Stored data
* * * * * * *
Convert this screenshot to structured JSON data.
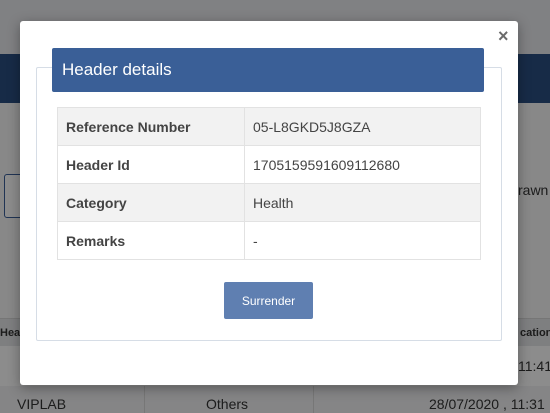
{
  "background": {
    "drawn_fragment": "rawn",
    "table_header_left": "Hea",
    "table_header_right": "cation",
    "row1_right": "11:41",
    "row2": {
      "col1": "VIPLAB",
      "col2": "Others",
      "col3": "28/07/2020 , 11:31"
    }
  },
  "modal": {
    "close_glyph": "×",
    "title": "Header details",
    "rows": [
      {
        "label": "Reference Number",
        "value": "05-L8GKD5J8GZA"
      },
      {
        "label": "Header Id",
        "value": "1705159591609112680"
      },
      {
        "label": "Category",
        "value": "Health"
      },
      {
        "label": "Remarks",
        "value": "-"
      }
    ],
    "surrender_label": "Surrender"
  },
  "colors": {
    "header_blue": "#3a5f97",
    "button_blue": "#5f7fb1",
    "nav_blue": "#2b4f81"
  }
}
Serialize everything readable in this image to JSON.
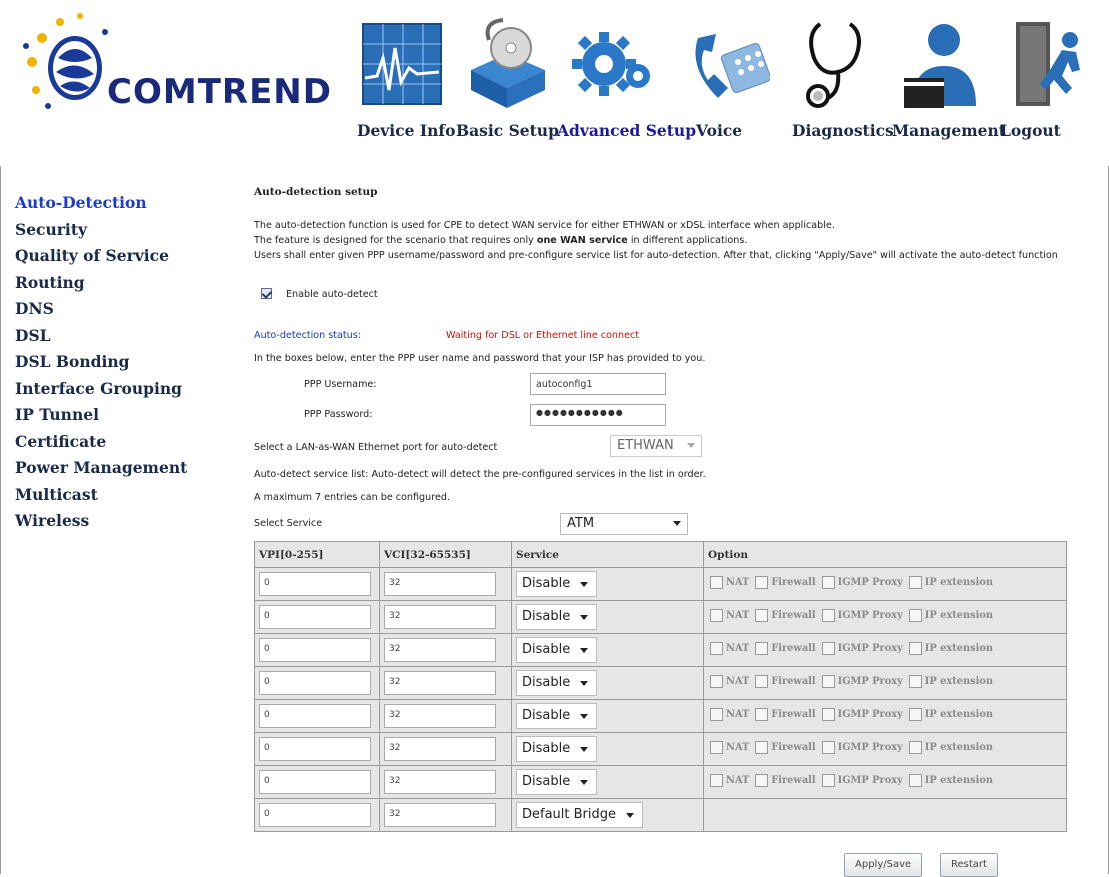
* * * * * * *
Report all lines of the material that contain the word "this".

Convert this screenshot to structured JSON data.
Serialize everything readable in this image to JSON.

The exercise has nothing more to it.